**** Task inputs ****

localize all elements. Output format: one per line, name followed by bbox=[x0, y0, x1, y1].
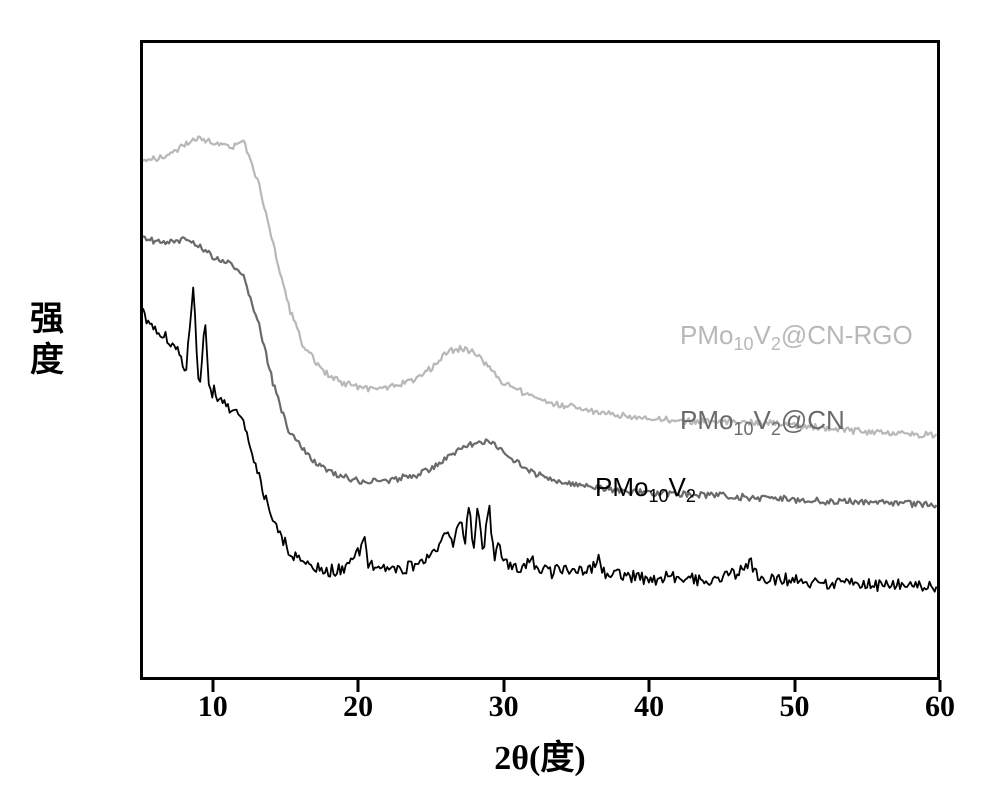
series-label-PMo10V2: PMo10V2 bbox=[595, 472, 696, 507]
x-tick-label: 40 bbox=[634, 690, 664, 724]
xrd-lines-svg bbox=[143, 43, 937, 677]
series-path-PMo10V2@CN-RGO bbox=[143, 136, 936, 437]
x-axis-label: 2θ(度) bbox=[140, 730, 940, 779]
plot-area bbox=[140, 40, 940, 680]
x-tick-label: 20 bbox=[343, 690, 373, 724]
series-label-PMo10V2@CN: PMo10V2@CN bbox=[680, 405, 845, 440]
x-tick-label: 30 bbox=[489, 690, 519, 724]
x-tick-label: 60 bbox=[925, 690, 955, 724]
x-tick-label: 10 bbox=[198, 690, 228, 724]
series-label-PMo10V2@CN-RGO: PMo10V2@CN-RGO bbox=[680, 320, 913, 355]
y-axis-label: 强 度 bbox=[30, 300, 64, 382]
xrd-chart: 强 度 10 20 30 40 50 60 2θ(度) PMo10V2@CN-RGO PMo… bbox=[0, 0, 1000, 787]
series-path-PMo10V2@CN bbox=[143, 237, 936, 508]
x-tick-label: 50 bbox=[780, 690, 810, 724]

****

• Problem requirements:
Copy every row above word for word, leaving out the pictures.

• Output for this task:
localize all elements. Output format: one per line, name followed by bbox=[x0, y0, x1, y1].
series-label-PMo10V2: PMo10V2 bbox=[595, 472, 696, 507]
x-tick-label: 40 bbox=[634, 690, 664, 724]
xrd-lines-svg bbox=[143, 43, 937, 677]
series-path-PMo10V2@CN-RGO bbox=[143, 136, 936, 437]
x-axis-label: 2θ(度) bbox=[140, 730, 940, 779]
plot-area bbox=[140, 40, 940, 680]
x-tick-label: 20 bbox=[343, 690, 373, 724]
series-label-PMo10V2@CN: PMo10V2@CN bbox=[680, 405, 845, 440]
x-tick-label: 30 bbox=[489, 690, 519, 724]
x-tick-label: 60 bbox=[925, 690, 955, 724]
x-tick-label: 10 bbox=[198, 690, 228, 724]
series-label-PMo10V2@CN-RGO: PMo10V2@CN-RGO bbox=[680, 320, 913, 355]
y-axis-label: 强 度 bbox=[30, 300, 64, 382]
xrd-chart: 强 度 10 20 30 40 50 60 2θ(度) PMo10V2@CN-RGO PMo… bbox=[0, 0, 1000, 787]
series-path-PMo10V2@CN bbox=[143, 237, 936, 508]
x-tick-label: 50 bbox=[780, 690, 810, 724]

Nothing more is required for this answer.